- [EXERCISE DIRECTIONS] Gather all lines with "Borough" from the records.

##############################

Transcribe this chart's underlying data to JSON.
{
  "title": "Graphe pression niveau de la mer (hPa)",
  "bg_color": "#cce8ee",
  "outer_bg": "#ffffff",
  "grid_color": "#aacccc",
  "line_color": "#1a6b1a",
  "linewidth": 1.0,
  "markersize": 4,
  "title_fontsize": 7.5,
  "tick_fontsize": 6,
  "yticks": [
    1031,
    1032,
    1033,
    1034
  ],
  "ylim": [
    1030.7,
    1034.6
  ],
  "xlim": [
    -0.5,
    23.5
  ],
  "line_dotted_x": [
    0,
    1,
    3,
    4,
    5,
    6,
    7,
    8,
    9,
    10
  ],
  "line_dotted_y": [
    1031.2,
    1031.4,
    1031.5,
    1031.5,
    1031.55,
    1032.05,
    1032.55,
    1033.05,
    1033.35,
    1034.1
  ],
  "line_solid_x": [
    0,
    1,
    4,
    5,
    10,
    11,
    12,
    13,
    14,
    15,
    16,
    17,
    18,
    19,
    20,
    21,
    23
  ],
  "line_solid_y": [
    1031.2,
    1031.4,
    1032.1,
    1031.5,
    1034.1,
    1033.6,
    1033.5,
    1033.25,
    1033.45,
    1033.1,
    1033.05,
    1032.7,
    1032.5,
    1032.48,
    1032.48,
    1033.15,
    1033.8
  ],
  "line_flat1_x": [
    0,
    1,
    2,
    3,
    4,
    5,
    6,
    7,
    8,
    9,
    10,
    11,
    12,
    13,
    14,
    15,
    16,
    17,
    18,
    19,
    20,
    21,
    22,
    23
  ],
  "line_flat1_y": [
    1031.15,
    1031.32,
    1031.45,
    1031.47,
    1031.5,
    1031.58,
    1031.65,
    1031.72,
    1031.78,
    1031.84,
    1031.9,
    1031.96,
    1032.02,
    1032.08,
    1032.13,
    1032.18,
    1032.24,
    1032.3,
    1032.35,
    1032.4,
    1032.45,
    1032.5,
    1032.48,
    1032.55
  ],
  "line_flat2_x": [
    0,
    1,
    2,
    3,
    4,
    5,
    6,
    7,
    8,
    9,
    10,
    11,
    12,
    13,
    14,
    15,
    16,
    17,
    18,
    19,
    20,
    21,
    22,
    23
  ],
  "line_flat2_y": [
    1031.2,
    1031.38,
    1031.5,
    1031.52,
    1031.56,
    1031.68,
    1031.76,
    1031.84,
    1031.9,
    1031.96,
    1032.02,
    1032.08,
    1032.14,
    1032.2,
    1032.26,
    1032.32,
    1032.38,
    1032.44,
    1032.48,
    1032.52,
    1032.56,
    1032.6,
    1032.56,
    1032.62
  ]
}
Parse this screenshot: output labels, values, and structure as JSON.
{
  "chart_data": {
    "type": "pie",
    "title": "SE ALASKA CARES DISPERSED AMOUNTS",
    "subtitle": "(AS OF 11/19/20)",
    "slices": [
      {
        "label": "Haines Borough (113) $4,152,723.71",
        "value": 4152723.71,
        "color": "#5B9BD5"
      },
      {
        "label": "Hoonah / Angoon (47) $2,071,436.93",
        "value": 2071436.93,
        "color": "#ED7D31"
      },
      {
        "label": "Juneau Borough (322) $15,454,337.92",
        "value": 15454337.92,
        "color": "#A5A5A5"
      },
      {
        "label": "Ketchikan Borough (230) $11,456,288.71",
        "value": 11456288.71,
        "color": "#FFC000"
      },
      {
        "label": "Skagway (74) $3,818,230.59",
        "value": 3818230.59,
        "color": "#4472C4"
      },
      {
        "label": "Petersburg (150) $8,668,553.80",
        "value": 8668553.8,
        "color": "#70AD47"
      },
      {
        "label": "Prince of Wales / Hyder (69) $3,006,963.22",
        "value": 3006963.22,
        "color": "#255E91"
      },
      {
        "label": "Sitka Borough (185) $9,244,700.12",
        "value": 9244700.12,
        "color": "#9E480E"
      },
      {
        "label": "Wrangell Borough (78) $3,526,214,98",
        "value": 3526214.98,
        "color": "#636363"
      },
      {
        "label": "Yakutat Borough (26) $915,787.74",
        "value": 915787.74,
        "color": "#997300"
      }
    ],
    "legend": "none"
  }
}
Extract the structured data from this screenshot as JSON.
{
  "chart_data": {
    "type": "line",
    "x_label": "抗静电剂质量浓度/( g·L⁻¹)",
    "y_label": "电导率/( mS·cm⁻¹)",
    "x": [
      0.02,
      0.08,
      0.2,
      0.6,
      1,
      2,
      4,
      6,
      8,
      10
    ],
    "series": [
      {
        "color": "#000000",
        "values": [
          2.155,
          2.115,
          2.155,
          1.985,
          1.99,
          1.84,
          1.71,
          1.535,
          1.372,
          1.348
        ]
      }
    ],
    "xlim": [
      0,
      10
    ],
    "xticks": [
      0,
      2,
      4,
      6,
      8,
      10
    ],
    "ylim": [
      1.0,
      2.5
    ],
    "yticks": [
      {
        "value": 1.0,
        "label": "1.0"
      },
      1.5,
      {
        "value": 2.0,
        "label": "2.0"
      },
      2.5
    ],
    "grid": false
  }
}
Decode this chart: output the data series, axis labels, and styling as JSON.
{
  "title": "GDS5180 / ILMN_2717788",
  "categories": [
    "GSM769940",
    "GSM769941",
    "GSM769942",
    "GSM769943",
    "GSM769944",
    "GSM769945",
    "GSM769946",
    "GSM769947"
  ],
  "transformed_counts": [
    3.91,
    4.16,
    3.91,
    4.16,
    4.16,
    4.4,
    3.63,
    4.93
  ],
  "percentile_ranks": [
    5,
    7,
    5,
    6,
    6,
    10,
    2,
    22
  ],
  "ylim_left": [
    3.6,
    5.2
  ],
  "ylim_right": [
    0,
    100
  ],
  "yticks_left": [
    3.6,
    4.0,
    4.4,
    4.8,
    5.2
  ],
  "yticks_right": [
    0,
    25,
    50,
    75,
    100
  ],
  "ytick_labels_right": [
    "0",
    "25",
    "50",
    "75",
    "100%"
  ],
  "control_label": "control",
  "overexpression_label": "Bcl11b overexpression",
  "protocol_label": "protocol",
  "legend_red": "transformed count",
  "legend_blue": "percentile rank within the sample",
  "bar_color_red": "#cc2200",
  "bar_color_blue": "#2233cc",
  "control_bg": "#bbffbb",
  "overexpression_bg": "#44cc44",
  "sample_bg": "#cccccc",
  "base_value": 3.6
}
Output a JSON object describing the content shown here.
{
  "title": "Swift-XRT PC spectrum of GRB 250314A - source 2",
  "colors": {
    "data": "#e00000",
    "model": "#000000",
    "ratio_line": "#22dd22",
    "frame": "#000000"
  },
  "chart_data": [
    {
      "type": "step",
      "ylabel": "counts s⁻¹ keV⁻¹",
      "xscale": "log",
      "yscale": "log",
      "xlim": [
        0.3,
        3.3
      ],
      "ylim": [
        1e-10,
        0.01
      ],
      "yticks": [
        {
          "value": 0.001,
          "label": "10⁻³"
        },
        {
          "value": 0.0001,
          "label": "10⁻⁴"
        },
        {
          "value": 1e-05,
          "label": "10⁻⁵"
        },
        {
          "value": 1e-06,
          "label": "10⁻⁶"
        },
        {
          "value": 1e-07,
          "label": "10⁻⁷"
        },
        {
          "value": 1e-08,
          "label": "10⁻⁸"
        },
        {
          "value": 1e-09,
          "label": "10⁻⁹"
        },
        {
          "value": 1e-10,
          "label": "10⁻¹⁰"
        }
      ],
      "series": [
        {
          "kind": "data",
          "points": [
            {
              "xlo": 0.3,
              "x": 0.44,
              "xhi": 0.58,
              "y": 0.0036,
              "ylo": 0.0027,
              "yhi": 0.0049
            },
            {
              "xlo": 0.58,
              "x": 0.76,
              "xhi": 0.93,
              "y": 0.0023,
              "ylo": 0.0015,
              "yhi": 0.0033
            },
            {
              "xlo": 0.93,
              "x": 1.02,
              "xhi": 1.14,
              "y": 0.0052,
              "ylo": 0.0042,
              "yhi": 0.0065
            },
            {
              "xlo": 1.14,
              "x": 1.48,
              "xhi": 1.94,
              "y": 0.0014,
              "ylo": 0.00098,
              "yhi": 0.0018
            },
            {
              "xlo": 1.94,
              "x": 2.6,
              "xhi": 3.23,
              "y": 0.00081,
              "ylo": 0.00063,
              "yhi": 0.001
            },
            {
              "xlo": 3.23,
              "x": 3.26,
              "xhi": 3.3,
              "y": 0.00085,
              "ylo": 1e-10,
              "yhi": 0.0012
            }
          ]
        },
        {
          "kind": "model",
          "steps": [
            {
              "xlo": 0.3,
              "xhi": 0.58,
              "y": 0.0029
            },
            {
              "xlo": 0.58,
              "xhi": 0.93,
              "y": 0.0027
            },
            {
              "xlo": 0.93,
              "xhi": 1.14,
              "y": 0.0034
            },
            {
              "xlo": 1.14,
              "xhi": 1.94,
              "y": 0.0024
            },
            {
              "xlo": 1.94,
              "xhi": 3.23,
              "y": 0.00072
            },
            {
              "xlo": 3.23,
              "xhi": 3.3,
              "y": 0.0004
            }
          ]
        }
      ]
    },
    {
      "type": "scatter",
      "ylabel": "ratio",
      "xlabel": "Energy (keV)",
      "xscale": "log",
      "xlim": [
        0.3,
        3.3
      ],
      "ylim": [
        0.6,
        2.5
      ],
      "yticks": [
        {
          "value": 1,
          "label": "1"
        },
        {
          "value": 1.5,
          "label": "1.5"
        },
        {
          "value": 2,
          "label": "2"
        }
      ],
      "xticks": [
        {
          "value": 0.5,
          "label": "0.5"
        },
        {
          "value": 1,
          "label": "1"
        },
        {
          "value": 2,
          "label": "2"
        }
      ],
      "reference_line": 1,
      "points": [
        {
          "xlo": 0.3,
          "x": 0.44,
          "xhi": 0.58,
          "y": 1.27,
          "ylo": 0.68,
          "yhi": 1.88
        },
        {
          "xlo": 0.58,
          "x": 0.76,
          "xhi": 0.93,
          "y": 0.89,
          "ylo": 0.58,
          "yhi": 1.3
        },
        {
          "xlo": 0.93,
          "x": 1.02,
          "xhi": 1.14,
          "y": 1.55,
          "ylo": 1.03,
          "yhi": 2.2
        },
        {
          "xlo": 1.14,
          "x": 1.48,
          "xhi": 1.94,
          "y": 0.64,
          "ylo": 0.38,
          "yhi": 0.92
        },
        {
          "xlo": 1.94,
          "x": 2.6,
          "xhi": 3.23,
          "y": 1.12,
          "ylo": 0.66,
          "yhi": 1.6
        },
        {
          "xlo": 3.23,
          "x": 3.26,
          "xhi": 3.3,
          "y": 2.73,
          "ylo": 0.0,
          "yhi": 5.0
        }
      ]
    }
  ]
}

##############################

- [TASK OUTPUT]
        "label": "Haines Borough (113) $4,152,723.71",
        "label": "Juneau Borough (322) $15,454,337.92",
        "label": "Ketchikan Borough (230) $11,456,288.71",
        "label": "Sitka Borough (185) $9,244,700.12",
        "label": "Wrangell Borough (78) $3,526,214,98",
        "label": "Yakutat Borough (26) $915,787.74",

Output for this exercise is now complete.